EXERCISE PROMPT:
Starting at the beginning of the records and stopping after the line that contains "subscribe-button[interactable]: Subscribe xyxy=(850,26,1054,88)", rewrite those lines with "component" replaced by "element" and everything else unchanged.
>> BEGIN
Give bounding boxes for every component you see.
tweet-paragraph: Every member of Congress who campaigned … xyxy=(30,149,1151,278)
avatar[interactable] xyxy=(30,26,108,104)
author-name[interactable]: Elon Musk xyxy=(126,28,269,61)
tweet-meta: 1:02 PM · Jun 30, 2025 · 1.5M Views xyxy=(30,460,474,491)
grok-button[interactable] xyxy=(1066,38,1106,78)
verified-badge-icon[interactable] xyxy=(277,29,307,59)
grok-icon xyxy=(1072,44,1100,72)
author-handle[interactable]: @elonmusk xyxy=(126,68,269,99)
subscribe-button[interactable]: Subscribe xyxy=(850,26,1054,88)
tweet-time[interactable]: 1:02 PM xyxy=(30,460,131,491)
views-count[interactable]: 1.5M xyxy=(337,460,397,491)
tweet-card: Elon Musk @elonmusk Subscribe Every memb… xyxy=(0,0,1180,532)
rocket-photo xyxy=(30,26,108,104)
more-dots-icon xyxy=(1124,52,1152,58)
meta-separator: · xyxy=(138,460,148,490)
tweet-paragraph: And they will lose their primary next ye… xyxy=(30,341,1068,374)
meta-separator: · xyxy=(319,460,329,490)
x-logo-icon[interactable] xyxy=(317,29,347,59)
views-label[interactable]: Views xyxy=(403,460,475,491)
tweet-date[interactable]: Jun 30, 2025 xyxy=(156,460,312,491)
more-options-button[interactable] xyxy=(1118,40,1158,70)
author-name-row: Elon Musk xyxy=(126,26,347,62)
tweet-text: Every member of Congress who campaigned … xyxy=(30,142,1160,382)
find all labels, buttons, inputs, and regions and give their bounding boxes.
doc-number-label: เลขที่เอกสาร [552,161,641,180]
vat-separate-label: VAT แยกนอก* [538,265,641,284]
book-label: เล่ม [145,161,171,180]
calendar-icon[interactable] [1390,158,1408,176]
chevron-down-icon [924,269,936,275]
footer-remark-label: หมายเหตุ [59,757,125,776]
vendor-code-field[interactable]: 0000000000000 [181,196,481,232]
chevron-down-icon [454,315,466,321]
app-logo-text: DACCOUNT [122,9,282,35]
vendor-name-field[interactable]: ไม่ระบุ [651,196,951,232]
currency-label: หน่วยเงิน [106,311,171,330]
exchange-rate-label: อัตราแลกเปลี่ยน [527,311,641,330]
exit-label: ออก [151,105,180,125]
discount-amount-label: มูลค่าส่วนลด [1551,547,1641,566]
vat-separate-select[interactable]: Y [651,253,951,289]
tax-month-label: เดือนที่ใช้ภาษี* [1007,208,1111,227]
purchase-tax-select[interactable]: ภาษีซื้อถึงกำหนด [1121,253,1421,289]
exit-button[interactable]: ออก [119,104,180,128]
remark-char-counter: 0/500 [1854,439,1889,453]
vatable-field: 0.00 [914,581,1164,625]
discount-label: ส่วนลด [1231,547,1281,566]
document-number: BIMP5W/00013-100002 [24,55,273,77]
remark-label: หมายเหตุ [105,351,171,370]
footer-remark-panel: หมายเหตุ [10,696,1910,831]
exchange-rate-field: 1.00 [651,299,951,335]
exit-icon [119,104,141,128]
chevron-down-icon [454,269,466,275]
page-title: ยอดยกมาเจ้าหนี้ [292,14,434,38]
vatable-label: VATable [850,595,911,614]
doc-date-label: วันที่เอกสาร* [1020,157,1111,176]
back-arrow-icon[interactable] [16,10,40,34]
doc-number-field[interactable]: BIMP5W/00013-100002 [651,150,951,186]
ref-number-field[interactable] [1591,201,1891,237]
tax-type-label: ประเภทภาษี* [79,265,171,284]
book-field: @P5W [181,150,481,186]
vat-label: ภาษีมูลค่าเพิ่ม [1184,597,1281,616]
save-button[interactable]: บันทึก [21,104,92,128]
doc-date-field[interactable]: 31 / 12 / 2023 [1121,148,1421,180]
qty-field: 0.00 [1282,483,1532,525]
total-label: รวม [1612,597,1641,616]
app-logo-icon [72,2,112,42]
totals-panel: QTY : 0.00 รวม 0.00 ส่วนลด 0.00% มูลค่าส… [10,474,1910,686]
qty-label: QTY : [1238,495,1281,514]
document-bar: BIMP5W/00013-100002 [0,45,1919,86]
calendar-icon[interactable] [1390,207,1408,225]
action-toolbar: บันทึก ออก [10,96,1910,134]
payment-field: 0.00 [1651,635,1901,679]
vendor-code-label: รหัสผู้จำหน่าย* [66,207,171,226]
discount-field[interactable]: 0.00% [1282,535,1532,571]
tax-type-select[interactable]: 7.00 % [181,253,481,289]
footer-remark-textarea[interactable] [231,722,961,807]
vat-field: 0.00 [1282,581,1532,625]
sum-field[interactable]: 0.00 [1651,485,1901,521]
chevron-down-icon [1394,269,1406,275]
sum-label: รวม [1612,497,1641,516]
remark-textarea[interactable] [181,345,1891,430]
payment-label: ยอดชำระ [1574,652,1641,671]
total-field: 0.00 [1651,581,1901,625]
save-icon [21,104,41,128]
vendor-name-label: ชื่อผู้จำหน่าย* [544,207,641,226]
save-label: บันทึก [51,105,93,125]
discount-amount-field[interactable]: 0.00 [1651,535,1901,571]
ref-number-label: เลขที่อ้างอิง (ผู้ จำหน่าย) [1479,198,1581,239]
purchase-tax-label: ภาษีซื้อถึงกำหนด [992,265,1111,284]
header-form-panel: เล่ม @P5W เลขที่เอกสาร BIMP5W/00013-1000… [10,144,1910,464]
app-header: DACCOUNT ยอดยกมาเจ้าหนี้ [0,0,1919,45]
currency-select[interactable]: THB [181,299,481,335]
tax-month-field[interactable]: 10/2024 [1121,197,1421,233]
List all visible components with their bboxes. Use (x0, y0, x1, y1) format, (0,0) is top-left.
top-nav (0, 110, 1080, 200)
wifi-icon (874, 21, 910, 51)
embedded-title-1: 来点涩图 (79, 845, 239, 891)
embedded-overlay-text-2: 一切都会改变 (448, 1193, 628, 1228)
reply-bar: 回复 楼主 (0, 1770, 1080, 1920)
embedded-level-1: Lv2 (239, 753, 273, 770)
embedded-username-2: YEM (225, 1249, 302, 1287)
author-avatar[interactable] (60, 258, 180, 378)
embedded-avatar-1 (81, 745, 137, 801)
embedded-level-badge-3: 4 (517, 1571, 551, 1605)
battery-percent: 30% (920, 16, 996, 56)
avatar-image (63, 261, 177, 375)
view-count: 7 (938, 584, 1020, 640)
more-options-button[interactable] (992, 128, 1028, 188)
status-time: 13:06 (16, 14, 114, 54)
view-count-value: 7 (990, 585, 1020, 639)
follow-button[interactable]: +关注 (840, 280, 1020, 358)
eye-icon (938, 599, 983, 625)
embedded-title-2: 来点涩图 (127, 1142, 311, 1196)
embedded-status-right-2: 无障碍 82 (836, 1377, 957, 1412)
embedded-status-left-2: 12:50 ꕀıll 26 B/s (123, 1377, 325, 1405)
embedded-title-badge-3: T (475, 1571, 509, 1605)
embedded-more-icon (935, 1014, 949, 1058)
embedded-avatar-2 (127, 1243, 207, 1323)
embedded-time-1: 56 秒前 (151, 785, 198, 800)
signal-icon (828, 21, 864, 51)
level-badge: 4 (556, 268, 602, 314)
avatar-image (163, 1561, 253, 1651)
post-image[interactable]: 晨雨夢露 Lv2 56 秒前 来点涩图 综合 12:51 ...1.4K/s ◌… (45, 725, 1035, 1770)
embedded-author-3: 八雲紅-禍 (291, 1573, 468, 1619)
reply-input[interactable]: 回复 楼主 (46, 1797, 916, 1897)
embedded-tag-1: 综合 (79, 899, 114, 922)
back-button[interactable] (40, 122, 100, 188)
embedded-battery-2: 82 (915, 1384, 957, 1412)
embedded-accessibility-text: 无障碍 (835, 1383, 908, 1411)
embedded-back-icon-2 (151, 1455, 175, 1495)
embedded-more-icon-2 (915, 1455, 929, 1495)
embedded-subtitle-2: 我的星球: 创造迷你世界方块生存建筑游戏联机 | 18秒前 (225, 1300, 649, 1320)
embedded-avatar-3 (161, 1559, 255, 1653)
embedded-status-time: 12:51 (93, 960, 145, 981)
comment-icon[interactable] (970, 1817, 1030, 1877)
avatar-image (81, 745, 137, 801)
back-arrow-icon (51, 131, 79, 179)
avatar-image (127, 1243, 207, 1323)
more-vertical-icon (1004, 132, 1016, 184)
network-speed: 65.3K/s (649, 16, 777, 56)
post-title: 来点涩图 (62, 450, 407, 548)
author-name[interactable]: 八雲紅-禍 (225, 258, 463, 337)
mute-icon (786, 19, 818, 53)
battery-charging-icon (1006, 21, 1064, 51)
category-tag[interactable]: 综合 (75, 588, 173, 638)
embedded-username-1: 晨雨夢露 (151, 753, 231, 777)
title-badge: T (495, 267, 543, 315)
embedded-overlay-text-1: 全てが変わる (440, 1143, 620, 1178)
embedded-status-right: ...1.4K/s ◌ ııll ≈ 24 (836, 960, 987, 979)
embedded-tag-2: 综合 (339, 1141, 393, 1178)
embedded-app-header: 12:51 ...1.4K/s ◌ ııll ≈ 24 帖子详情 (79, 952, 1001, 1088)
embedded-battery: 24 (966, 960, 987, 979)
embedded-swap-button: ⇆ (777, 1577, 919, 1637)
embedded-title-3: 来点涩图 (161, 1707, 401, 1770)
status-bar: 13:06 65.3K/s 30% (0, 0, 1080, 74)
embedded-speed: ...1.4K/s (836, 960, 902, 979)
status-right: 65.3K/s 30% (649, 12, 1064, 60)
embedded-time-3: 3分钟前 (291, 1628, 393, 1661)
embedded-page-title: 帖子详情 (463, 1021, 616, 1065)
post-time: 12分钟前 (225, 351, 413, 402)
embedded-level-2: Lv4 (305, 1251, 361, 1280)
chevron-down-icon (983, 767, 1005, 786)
>> END
ANSWER TO THE TASK:
Give bounding boxes for every element you see.
tweet-paragraph: Every member of Congress who campaigned … xyxy=(30,149,1151,278)
avatar[interactable] xyxy=(30,26,108,104)
author-name[interactable]: Elon Musk xyxy=(126,28,269,61)
tweet-meta: 1:02 PM · Jun 30, 2025 · 1.5M Views xyxy=(30,460,474,491)
grok-button[interactable] xyxy=(1066,38,1106,78)
verified-badge-icon[interactable] xyxy=(277,29,307,59)
grok-icon xyxy=(1072,44,1100,72)
author-handle[interactable]: @elonmusk xyxy=(126,68,269,99)
subscribe-button[interactable]: Subscribe xyxy=(850,26,1054,88)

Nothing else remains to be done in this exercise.